Pull out, word for word, the lines of the entries from the one holding "street bracket: Union Rd: Union" through the one holding "walk icon [335,1023,381,1069]", both included.
* Begin Task inputs *
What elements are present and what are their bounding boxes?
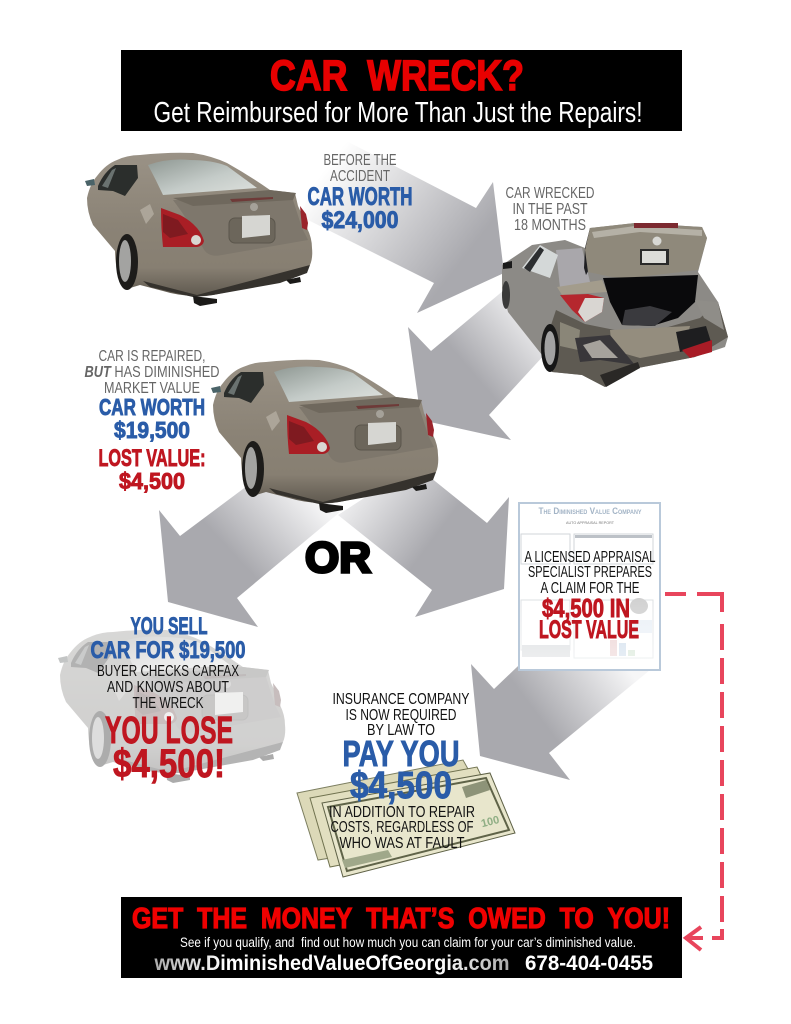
arrow: wrecked to repaired — [408, 290, 546, 440]
OR label: OR — [305, 534, 371, 582]
appraisal document — [519, 503, 660, 670]
text: insurance company — [329, 691, 475, 852]
text: you sell: AND KNOWS ABOUT — [107, 679, 229, 696]
text: you sell: THE WRECK — [132, 695, 204, 712]
text: insurance company: IS NOW REQUIRED — [346, 707, 456, 724]
text: car is repaired: LOST VALUE: — [98, 445, 206, 472]
text: insurance company: COSTS, REGARDLESS OF — [330, 819, 474, 836]
dashed arrow: appraisal to footer — [665, 594, 722, 950]
text: car wrecked: 18 MONTHS — [514, 217, 586, 234]
arrow: repaired to appraisal — [338, 465, 509, 617]
text: car wrecked: IN THE PAST — [512, 201, 588, 218]
subtitle: Get Reimbursed for More Than Just the Repairs! — [154, 97, 642, 129]
appraisal text — [524, 549, 656, 644]
footer banner — [121, 897, 682, 978]
text: insurance company: BY LAW TO — [367, 722, 435, 739]
appraisal document: The Diminished Value Company — [538, 506, 642, 516]
text: car wrecked: CAR WRECKED — [506, 185, 594, 202]
arrow: appraisal to insurance — [471, 645, 650, 780]
text: before the accident: ACCIDENT — [330, 168, 390, 185]
text: before the accident: $24,000 — [322, 207, 398, 234]
text: car wrecked — [506, 185, 594, 234]
car photo: repaired — [211, 360, 438, 513]
appraisal text: A CLAIM FOR THE — [540, 580, 640, 597]
header banner — [121, 50, 682, 131]
appraisal text: $4,500 IN — [542, 593, 630, 623]
text: car is repaired: MARKET VALUE — [104, 380, 200, 397]
appraisal document: AUTO APPRAISAL REPORT — [566, 520, 615, 525]
car photo: faded, sold car — [58, 630, 285, 783]
footer headline: GET THE MONEY THAT’S OWED TO YOU! — [132, 903, 670, 935]
text: insurance company: $4,500 — [350, 765, 452, 807]
appraisal text: A LICENSED APPRAISAL — [524, 549, 656, 566]
text: you sell: BUYER CHECKS CARFAX — [97, 663, 239, 680]
car photo: before accident — [85, 153, 312, 306]
footer note: See if you qualify, and find out how much you can claim for your car’s diminished value. — [180, 935, 636, 950]
text: you sell: $4,500! — [113, 742, 225, 786]
text: before the accident: BEFORE THE — [324, 152, 396, 169]
text: insurance company: IN ADDITION TO REPAIR — [329, 804, 475, 821]
money stack: 100 — [480, 814, 501, 830]
text: insurance company: INSURANCE COMPANY — [332, 691, 470, 708]
text: insurance company: WHO WAS AT FAULT — [340, 835, 465, 852]
website: www.DiminishedValueOfGeorgia.com — [154, 952, 510, 975]
text: you sell: YOU LOSE — [105, 710, 233, 752]
appraisal text: LOST VALUE — [539, 616, 639, 644]
text: before the accident — [308, 152, 412, 234]
text: you sell: CAR FOR $19,500 — [90, 637, 246, 664]
appraisal text: SPECIALIST PREPARES — [528, 564, 652, 581]
text: car is repaired: CAR IS REPAIRED, — [98, 348, 206, 365]
text: car is repaired: $19,500 — [114, 417, 190, 443]
text: car is repaired: $4,500 — [119, 468, 185, 494]
text: insurance company: PAY YOU — [342, 733, 460, 774]
car photo: wrecked — [502, 223, 728, 387]
arrow: before to wrecked — [300, 135, 504, 313]
arrow: repaired to sell — [159, 480, 340, 627]
text: car is repaired: BUT HAS DIMINISHED — [84, 364, 220, 381]
text: before the accident: CAR WORTH — [308, 183, 412, 211]
phone: 678-404-0455 — [525, 952, 653, 975]
text: car is repaired — [84, 348, 220, 494]
text: car is repaired: CAR WORTH — [99, 394, 205, 420]
text: you sell: YOU SELL — [130, 613, 208, 640]
money stack — [297, 760, 515, 877]
text: you sell — [90, 613, 246, 786]
title: CAR WRECK? — [270, 52, 524, 100]
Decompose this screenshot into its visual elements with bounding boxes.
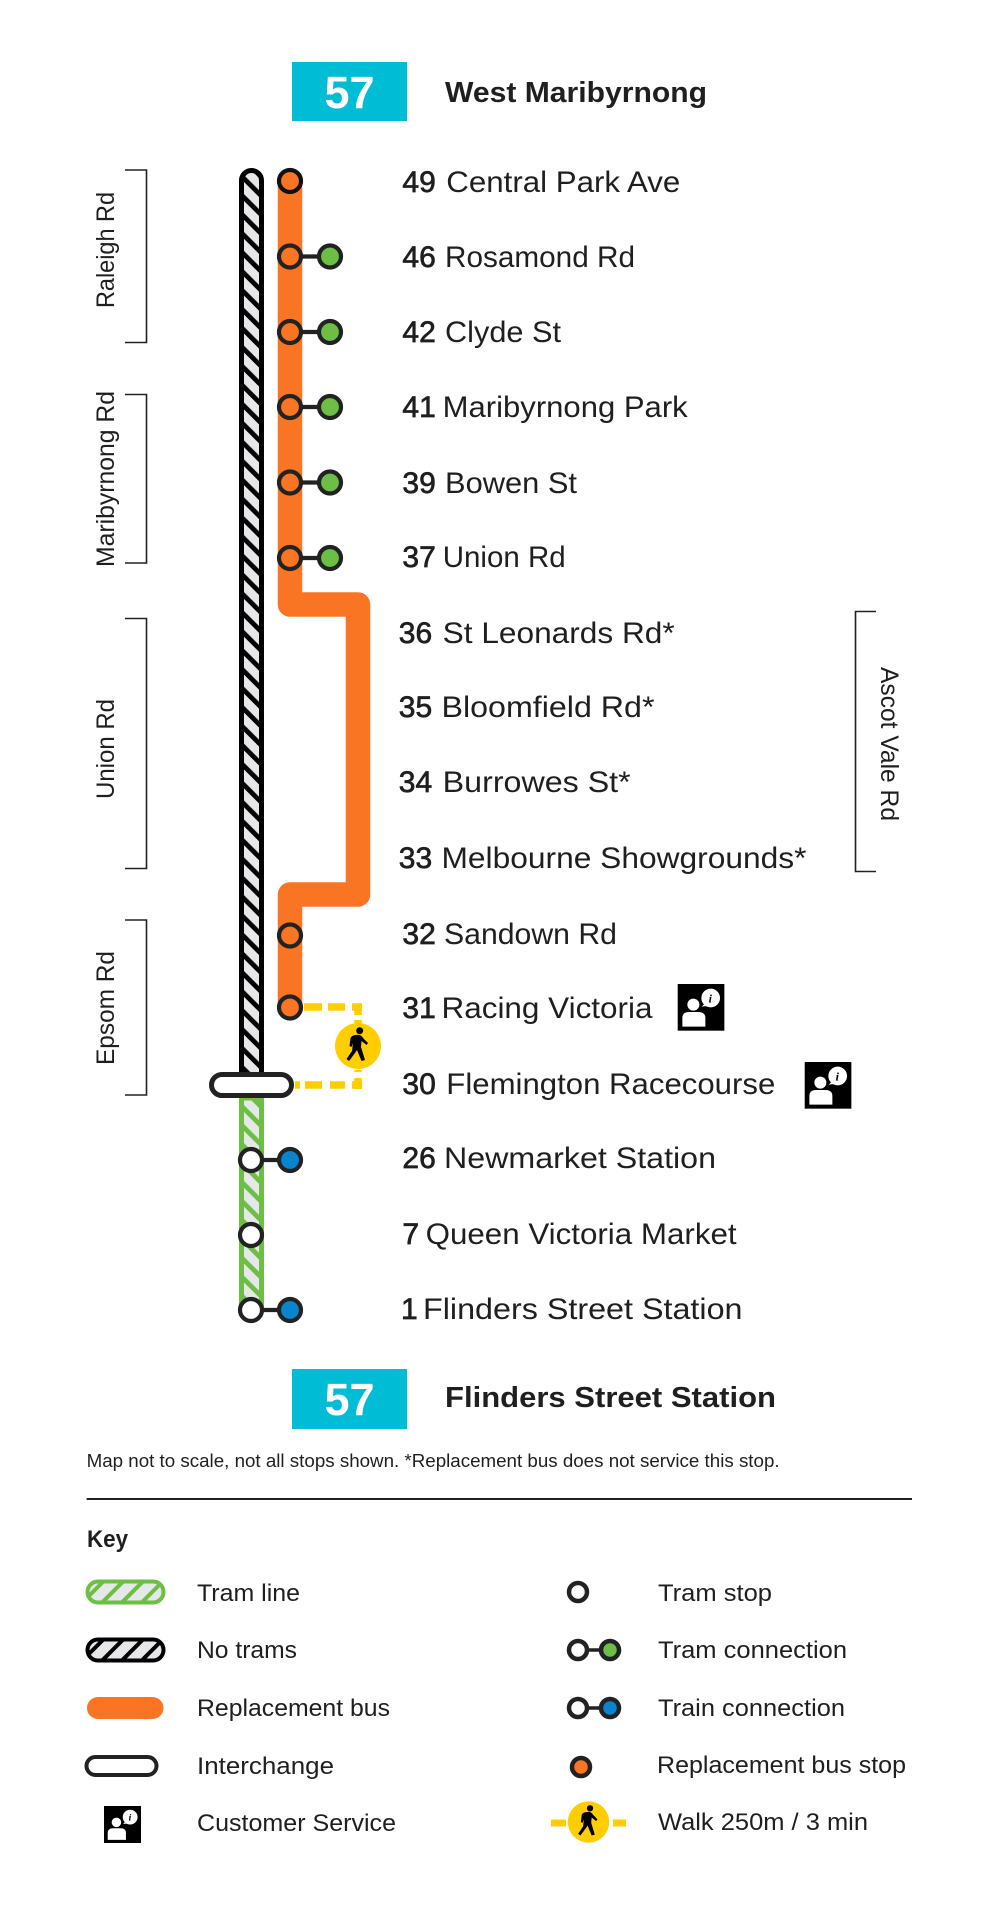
street bracket: Union Rd: Union Rd [92,699,120,799]
stop label 30: 30 [402,1068,436,1101]
stop 31 [279,996,301,1018]
route badge: 57 bottom [292,1369,407,1429]
key: interchange: Interchange [197,1753,334,1780]
stop label 26: Newmarket Station [444,1142,716,1175]
icon: customer service at Racing Victoria: i [709,991,713,1005]
stop label 46: Rosamond Rd [445,241,635,274]
stop label 1: 1 [401,1293,418,1326]
stop label 32: 32 [402,918,436,951]
icon: customer service at Flemington Racecourse [805,1062,851,1109]
street bracket: Union Rd [92,618,146,868]
key: no trams: No trams [197,1637,297,1664]
key: replacement bus stop: Replacement bus stop [657,1752,906,1779]
stop 39 with tram connection [279,472,341,494]
stop markers [240,170,341,1321]
interchange [212,1074,292,1096]
heading: West Maribyrnong: West Maribyrnong [445,77,707,109]
stop label 34: Burrowes St* [443,766,631,799]
stop 37 with tram connection [279,547,341,569]
stop label 7: Queen Victoria Market [426,1218,737,1251]
route badge: 57 top [292,62,407,121]
key: customer service: Customer Service [197,1810,396,1837]
key: tram line: Tram line [197,1580,300,1607]
street bracket: Ascot Vale Rd [856,612,903,872]
footnote: Map not to scale, not all stops shown. *Replacement bus does not service this stop. [87,1450,780,1471]
key: customer service: i [129,1814,132,1824]
heading: Flinders Street Station: Flinders Street Station [445,1382,776,1414]
street bracket: Maribyrnong Rd: Maribyrnong Rd [92,391,120,567]
walk icon [335,1023,381,1069]
replacement bus route [290,181,358,1007]
route badge: 57 top: 57 [324,67,375,118]
key: no trams [88,1637,297,1664]
stop label 30: Flemington Racecourse [446,1068,775,1101]
no trams line [242,170,262,1100]
stop label 35: 35 [399,691,432,724]
route badge: 57 bottom: 57 [324,1374,375,1425]
stop label 46: 46 [402,241,436,274]
stop 7 [240,1224,262,1246]
stop 42 with tram connection [279,321,341,343]
stop label 31: Racing Victoria [442,992,653,1025]
stop label 34: 34 [399,766,432,799]
icon: customer service at Flemington Racecourse: i [836,1069,840,1083]
stop label 39: Bowen St [445,467,578,500]
stop label 42: 42 [402,316,436,349]
walking connection dashed path [295,1004,362,1089]
stop label 31: 31 [402,992,436,1025]
key: tram connection: Tram connection [658,1637,847,1664]
stop 1 with train connection [240,1299,301,1321]
stop label 41: 41 [402,391,436,424]
stop label 26: 26 [402,1142,436,1175]
key: tram stop [569,1580,772,1607]
stop label 37: Union Rd [443,541,566,574]
key: replacement bus: Replacement bus [197,1695,390,1722]
key title: Key [87,1526,129,1553]
stop label 49: Central Park Ave [446,166,680,199]
stop label 49: 49 [402,166,436,199]
key: interchange [86,1753,334,1780]
stop 26 with train connection [240,1149,301,1171]
icon: customer service at Racing Victoria [678,984,724,1031]
stop label 36: 36 [399,617,432,650]
street bracket: Epsom Rd [92,920,146,1095]
stop 32 [279,924,301,946]
street bracket: Raleigh Rd [92,170,146,342]
key: walk: Walk 250m / 3 min [658,1809,868,1836]
street bracket: Maribyrnong Rd [92,391,146,567]
street bracket: Raleigh Rd: Raleigh Rd [92,192,120,308]
stop 41 with tram connection [279,396,341,418]
stop label 36: St Leonards Rd* [443,617,675,650]
key: train connection [569,1695,845,1722]
stop 46 with tram connection [279,246,341,268]
key: tram line [88,1580,300,1607]
stop label 41: Maribyrnong Park [443,391,689,424]
street bracket: Epsom Rd: Epsom Rd [92,951,120,1065]
key [86,1526,906,1843]
street bracket: Ascot Vale Rd: Ascot Vale Rd [875,667,903,821]
stop label 42: Clyde St [445,316,562,349]
key: customer service [104,1806,396,1843]
key: replacement bus [87,1695,390,1722]
stop label 33: Melbourne Showgrounds* [442,842,807,875]
key: walk [551,1801,868,1843]
key: train connection: Train connection [658,1695,845,1722]
tram line section [242,1098,262,1310]
key: tram connection [569,1637,847,1664]
stop label 37: 37 [402,541,436,574]
stop label 7: 7 [402,1218,419,1251]
stop label 39: 39 [402,467,436,500]
stop 49 [279,170,301,192]
key: tram stop: Tram stop [658,1580,772,1607]
stop label 35: Bloomfield Rd* [442,691,655,724]
stop label 1: Flinders Street Station [423,1293,742,1326]
stop label 32: Sandown Rd [444,918,617,951]
stop label 33: 33 [399,842,432,875]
* End Task inputs *
Answer to the problem:
street bracket: Union Rd: Union Rd [92,699,120,799]
stop label 30: 30 [402,1068,436,1101]
stop 31 [279,996,301,1018]
route badge: 57 bottom [292,1369,407,1429]
key: interchange: Interchange [197,1753,334,1780]
stop label 26: Newmarket Station [444,1142,716,1175]
icon: customer service at Racing Victoria: i [709,991,713,1005]
stop label 46: Rosamond Rd [445,241,635,274]
stop label 1: 1 [401,1293,418,1326]
stop label 32: 32 [402,918,436,951]
icon: customer service at Flemington Racecourse [805,1062,851,1109]
street bracket: Union Rd [92,618,146,868]
key: no trams: No trams [197,1637,297,1664]
key: replacement bus stop: Replacement bus stop [657,1752,906,1779]
stop 39 with tram connection [279,472,341,494]
stop markers [240,170,341,1321]
interchange [212,1074,292,1096]
heading: West Maribyrnong: West Maribyrnong [445,77,707,109]
stop label 34: Burrowes St* [443,766,631,799]
stop 37 with tram connection [279,547,341,569]
stop label 7: Queen Victoria Market [426,1218,737,1251]
route badge: 57 top [292,62,407,121]
key: customer service: Customer Service [197,1810,396,1837]
key: tram line: Tram line [197,1580,300,1607]
street bracket: Ascot Vale Rd [856,612,903,872]
footnote: Map not to scale, not all stops shown. *Replacement bus does not service this stop. [87,1450,780,1471]
key: customer service: i [129,1814,132,1824]
heading: Flinders Street Station: Flinders Street Station [445,1382,776,1414]
street bracket: Maribyrnong Rd: Maribyrnong Rd [92,391,120,567]
walk icon [335,1023,381,1069]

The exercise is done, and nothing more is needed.